EXERCISE DESCRIPTION: Read through the data and report every line in which the word "Onderhoud" occurs.

ENTRIES SUPPLIED:
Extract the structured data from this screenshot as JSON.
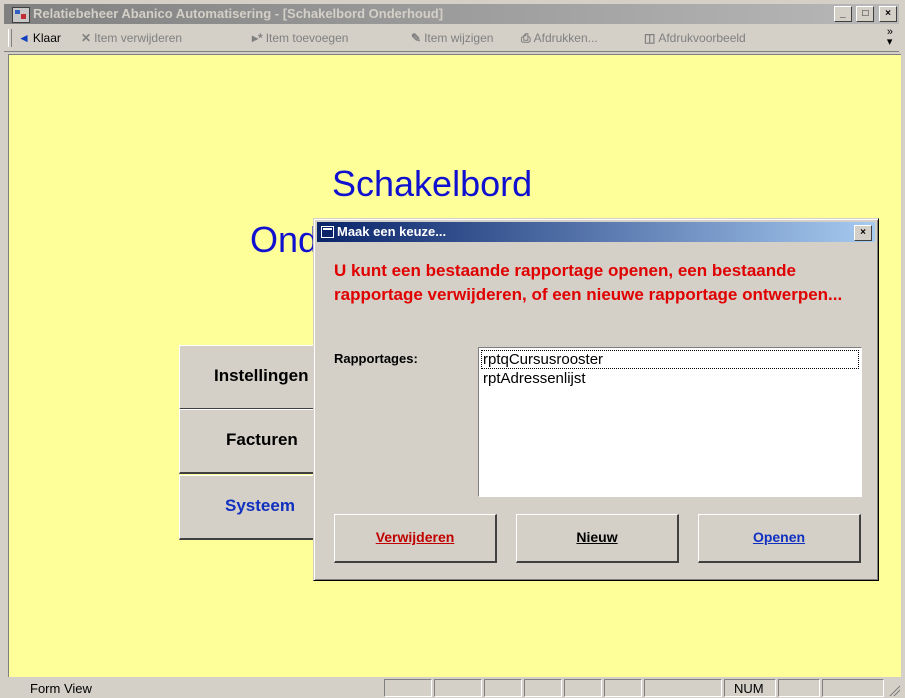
{
  "window": {
    "title": "Relatiebeheer Abanico Automatisering - [Schakelbord Onderhoud]",
    "minimize_glyph": "_",
    "maximize_glyph": "□",
    "close_glyph": "×"
  },
  "toolbar": {
    "items": [
      {
        "label": "Klaar",
        "icon": "back-arrow-icon",
        "enabled": true
      },
      {
        "label": "Item verwijderen",
        "icon": "delete-item-icon",
        "enabled": false
      },
      {
        "label": "Item toevoegen",
        "icon": "add-item-icon",
        "enabled": false
      },
      {
        "label": "Item wijzigen",
        "icon": "edit-item-icon",
        "enabled": false
      },
      {
        "label": "Afdrukken...",
        "icon": "printer-icon",
        "enabled": false
      },
      {
        "label": "Afdrukvoorbeeld",
        "icon": "print-preview-icon",
        "enabled": false
      }
    ],
    "overflow_glyph": "»"
  },
  "form": {
    "title_line1": "Schakelbord",
    "title_line2": "Onderhoud",
    "buttons": [
      "Instellingen",
      "Facturen",
      "Systeem"
    ]
  },
  "dialog": {
    "title": "Maak een keuze...",
    "close_glyph": "×",
    "message": "U kunt een bestaande rapportage openen, een bestaande rapportage verwijderen, of een nieuwe rapportage ontwerpen...",
    "list_label": "Rapportages:",
    "reports": [
      "rptqCursusrooster",
      "rptAdressenlijst"
    ],
    "buttons": {
      "delete": "Verwijderen",
      "new": "Nieuw",
      "open": "Openen"
    }
  },
  "status": {
    "mode": "Form View",
    "num": "NUM"
  }
}
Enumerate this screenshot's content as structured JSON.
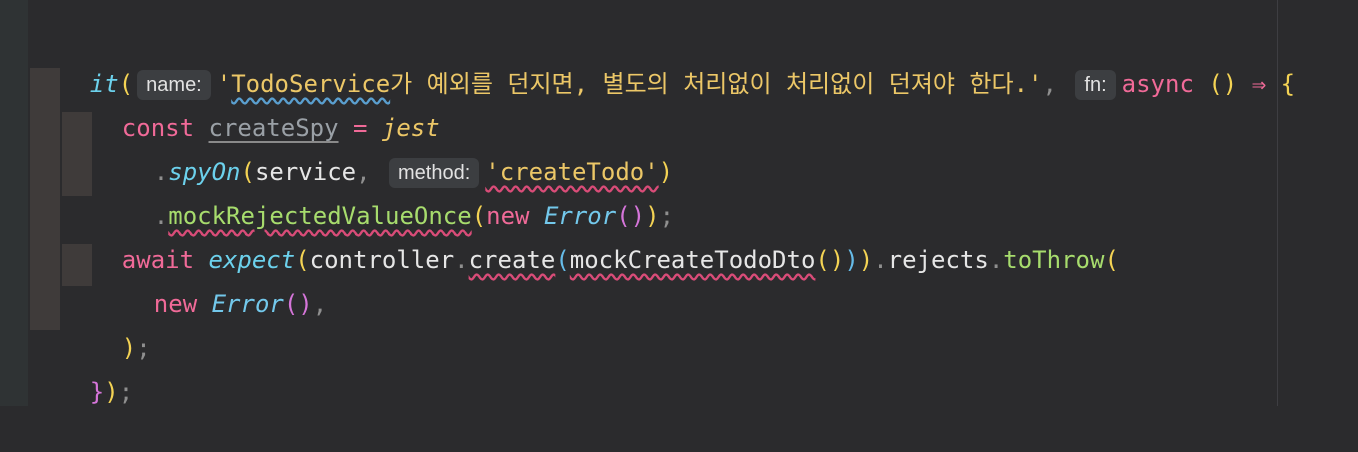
{
  "editor": {
    "language": "typescript",
    "line1": {
      "it": "it",
      "open_paren": "(",
      "hint_name": "name:",
      "quote_open": "'",
      "todoservice": "TodoService",
      "korean": "가 예외를 던지면, 별도의 처리없이 처리없이 던져야 한다.",
      "quote_close": "'",
      "comma": ",",
      "hint_fn": "fn:",
      "async": "async",
      "params": "()",
      "arrow": "⇒",
      "brace": "{"
    },
    "line2": {
      "const": "const",
      "var": "createSpy",
      "eq": "=",
      "jest": "jest"
    },
    "line3": {
      "dot": ".",
      "method": "spyOn",
      "open": "(",
      "arg": "service",
      "comma": ",",
      "hint_method": "method:",
      "str": "'createTodo'",
      "close": ")"
    },
    "line4": {
      "dot": ".",
      "method": "mockRejectedValueOnce",
      "open": "(",
      "new": "new",
      "cls": "Error",
      "parens": "()",
      "close": ")",
      "semi": ";"
    },
    "line5": {
      "await": "await",
      "expect": "expect",
      "open": "(",
      "controller": "controller",
      "dot1": ".",
      "create": "create",
      "open2": "(",
      "dto": "mockCreateTodoDto",
      "parens": "()",
      "close2": ")",
      "close1": ")",
      "dot2": ".",
      "rejects": "rejects",
      "dot3": ".",
      "tothrow": "toThrow",
      "open3": "("
    },
    "line6": {
      "new": "new",
      "cls": "Error",
      "parens": "()",
      "comma": ","
    },
    "line7": {
      "close": ")",
      "semi": ";"
    },
    "line8": {
      "brace": "}",
      "paren": ")",
      "semi": ";"
    }
  }
}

RESULT FOR THIS TASK:
    "title": "Relatiebeheer Abanico Automatisering - [Schakelbord Onderhoud]",
    "title_line2": "Onderhoud",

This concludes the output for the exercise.